_PROVIDED DATA_
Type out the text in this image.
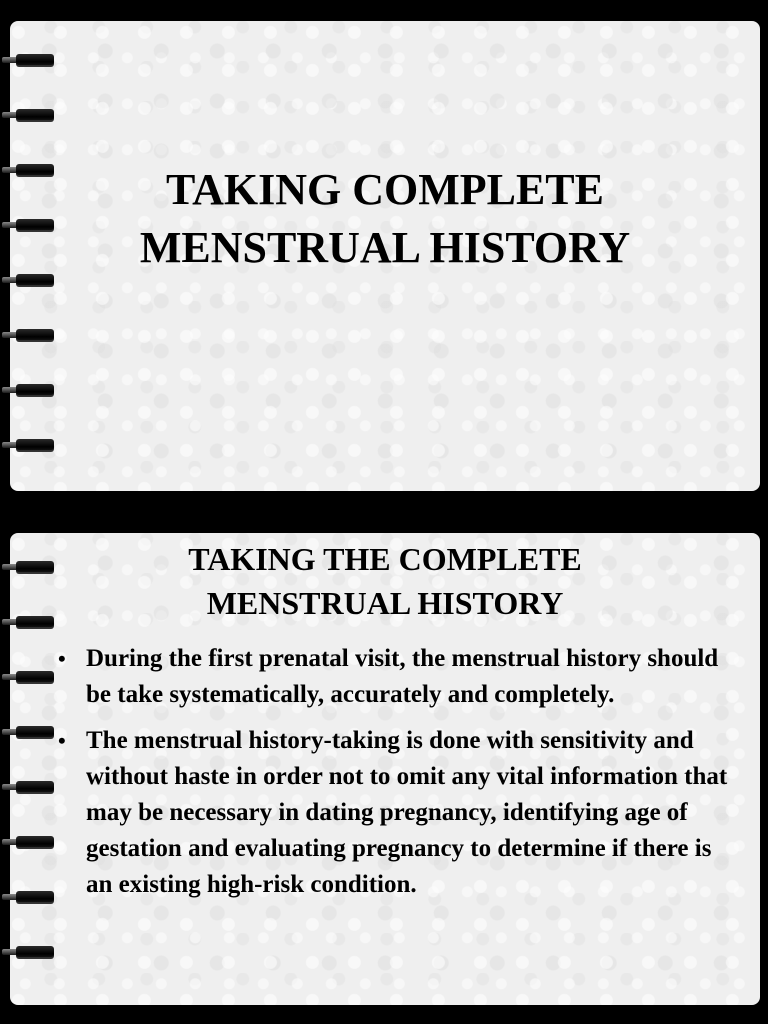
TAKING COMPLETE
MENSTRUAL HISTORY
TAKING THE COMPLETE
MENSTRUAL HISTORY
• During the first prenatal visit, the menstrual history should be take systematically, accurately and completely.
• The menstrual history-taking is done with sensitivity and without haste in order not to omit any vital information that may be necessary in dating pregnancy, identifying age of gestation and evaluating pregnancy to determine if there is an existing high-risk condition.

...

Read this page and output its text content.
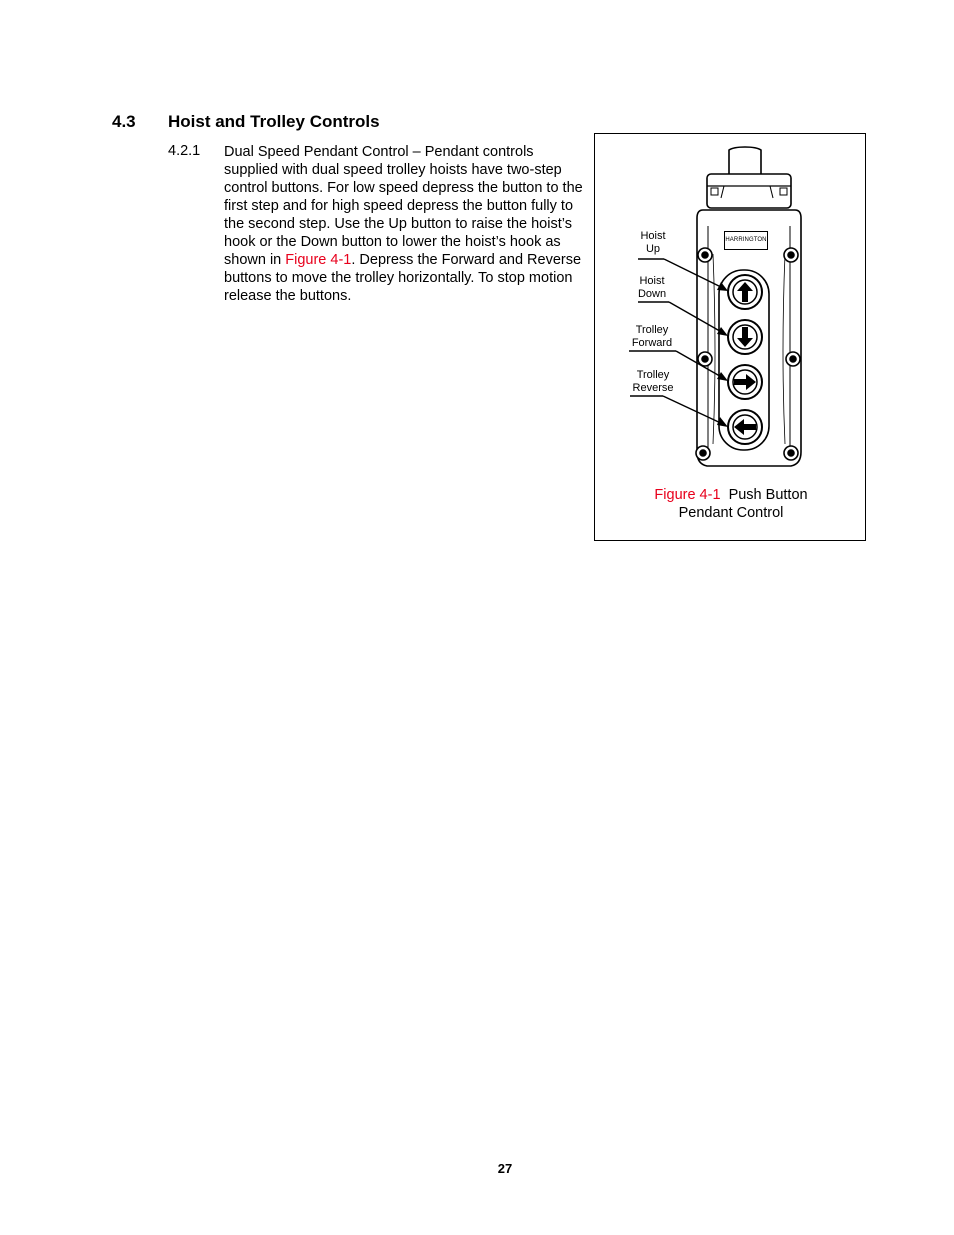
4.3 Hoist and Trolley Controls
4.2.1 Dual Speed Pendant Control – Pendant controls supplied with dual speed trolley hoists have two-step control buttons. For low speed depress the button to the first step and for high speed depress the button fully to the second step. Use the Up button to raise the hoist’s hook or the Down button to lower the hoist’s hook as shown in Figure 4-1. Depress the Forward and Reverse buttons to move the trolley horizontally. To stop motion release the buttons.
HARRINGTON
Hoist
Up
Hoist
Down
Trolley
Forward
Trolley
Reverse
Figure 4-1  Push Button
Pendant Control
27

_WHAT TO DO_
Select all lines with the word "first" from the entries above.

_SOLUTION FOR THIS TASK_
• During the first prenatal visit, the menstrual history should be take systematically, accurately and completely.
4.2.1 Dual Speed Pendant Control – Pendant controls supplied with dual speed trolley hoists have two-step control buttons. For low speed depress the button to the first step and for high speed depress the button fully to the second step. Use the Up button to raise the hoist’s hook or the Down button to lower the hoist’s hook as shown in Figure 4-1. Depress the Forward and Reverse buttons to move the trolley horizontally. To stop motion release the buttons.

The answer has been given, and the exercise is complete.